O que fazer:
[A] Diga se cada afirmação abaixo está de acordo com o trecho sobre educação bilíngue de surdos, respondendo sim ou não e citando literalmente as palavras do trecho que decidem a resposta: (i) as discussões sobre educação bilíngue de surdos no Brasil vêm se ampliando desde a década de 1990; (ii) os surdos não têm participado da elaboração de propostas para a sua própria educação; (iii) o uso de tecnologias está entre o que se busca reconhecer nos espaços educacionais de/para surdos.
[B] Transforme em lista o parágrafo do trecho sobre educação bilíngue de surdos que começa com "Desde a década de 1990", mantendo seus fatos principais.
[C] Prossiga o texto sobre educação bilíngue de surdos a partir da última frase apresentada.

2 Por uma educação bilíngue de surdos

Desde a década de 1990, as discussões sobre uma educação bilíngue de surdos no Brasil

vêm se ampliando, tanto em pesquisas nas áreas da Educação e da Linguística, quanto em

manifestações culturais de comunidades surdas. Os surdos têm sido atuantes na elaboração de

propostas para a educação de surdos, em um movimento transgressor, propositivo e analítico,

ligado aos movimentos políticos das comunidades surdas que mobilizam a diferença surda, de

modo que se reconheça a cultura surda, a língua de sinais, a experiência visual, a participação

de tradutores/intérpretes, o uso de tecnologias, as comunidades e o povo surdo, nos espaços

educacionais de/para surdos. Assim, propomos pensar sobre a educação escolar bilíngue de

pessoas surdas, como um desafio ao campo educacional.

Material fornecido:
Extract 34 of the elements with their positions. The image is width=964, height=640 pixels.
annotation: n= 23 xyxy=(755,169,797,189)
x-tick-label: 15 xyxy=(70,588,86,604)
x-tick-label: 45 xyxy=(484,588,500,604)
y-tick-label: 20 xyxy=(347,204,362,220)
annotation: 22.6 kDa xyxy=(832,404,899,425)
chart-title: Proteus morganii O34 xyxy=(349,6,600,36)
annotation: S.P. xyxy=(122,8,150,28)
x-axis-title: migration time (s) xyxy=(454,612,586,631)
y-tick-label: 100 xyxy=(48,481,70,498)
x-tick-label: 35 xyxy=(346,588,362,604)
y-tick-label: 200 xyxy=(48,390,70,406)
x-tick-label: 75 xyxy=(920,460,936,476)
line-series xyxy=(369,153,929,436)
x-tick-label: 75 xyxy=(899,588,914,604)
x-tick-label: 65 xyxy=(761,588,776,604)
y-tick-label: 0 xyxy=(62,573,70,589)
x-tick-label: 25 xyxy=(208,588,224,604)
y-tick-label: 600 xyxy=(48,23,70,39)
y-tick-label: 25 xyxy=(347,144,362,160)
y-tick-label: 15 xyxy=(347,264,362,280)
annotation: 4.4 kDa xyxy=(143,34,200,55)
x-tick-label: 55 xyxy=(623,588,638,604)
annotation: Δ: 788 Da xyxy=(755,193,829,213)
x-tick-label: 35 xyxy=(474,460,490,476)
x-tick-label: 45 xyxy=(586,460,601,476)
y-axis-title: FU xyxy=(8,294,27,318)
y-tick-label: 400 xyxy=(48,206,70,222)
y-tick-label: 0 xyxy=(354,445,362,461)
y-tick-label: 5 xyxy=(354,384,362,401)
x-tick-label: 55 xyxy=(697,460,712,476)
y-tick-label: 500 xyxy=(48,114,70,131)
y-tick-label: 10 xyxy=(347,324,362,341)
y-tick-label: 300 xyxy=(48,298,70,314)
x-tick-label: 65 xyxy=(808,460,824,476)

Respostas dadas:
[A]
(i) Sim: "Desde a década de 1990, as discussões sobre uma educação bilíngue de surdos no Brasil vêm se ampliando".
(ii) Não: "Os surdos têm sido atuantes na elaboração de propostas para a educação de surdos".
(iii) Sim: "de modo que se reconheça a cultura surda, a língua de sinais, a experiência visual, a participação de tradutores/intérpretes, o uso de tecnologias, as comunidades e o povo surdo, nos espaços educacionais de/para surdos".

[B]
- Desde a década de 1990, as discussões sobre educação bilíngue de surdos no Brasil vêm se ampliando, em pesquisas de Educação e Linguística e em manifestações culturais de comunidades surdas.
- Os surdos têm atuado na elaboração de propostas para a própria educação, em um movimento transgressor, propositivo e analítico.
- Esse movimento se liga às lutas políticas das comunidades surdas, que mobilizam a diferença surda.
- O objetivo é que se reconheçam, nos espaços educacionais de/para surdos:
  - a cultura surda;
  - a língua de sinais;
  - a experiência visual;
  - a participação de tradutores/intérpretes;
  - o uso de tecnologias;
  - as comunidades e o povo surdo.
- Propõe-se pensar a educação escolar bilíngue de pessoas surdas como um desafio ao campo educacional.

[C]
Neste texto, compreendemos o bilinguismo como a situação de uso de duas línguas, ou

seja, o uso da Língua Brasileira de Sinais (Libras) e da língua portuguesa. Em contextos de

educação escolar bilíngue de surdos, quando geralmente inicia o processo de interlocução entre

essas duas línguas, é imprescindível considerar as diferenças entre uma e outra. Além disso, os

processos escolares abrangem uma educação bilíngue bimodal, pois se usam duas línguas

reconhecidamente brasileiras e de modalidades diferentes: Libras e LP (respectivamente, em

modalidade viso-espacial e oral-auditiva), o que envolve condições culturais semelhantes a

experiências de zonas de fronteiras. Portanto, é preciso atentar para os desdobramentos entre as

línguas envolvidas, as modalidades de uso dessas línguas e a experiência visual que constitui

modos de ser surdo, em processos de educação escolar bilíngue de surdos, também marcados

por fatores históricos e culturais.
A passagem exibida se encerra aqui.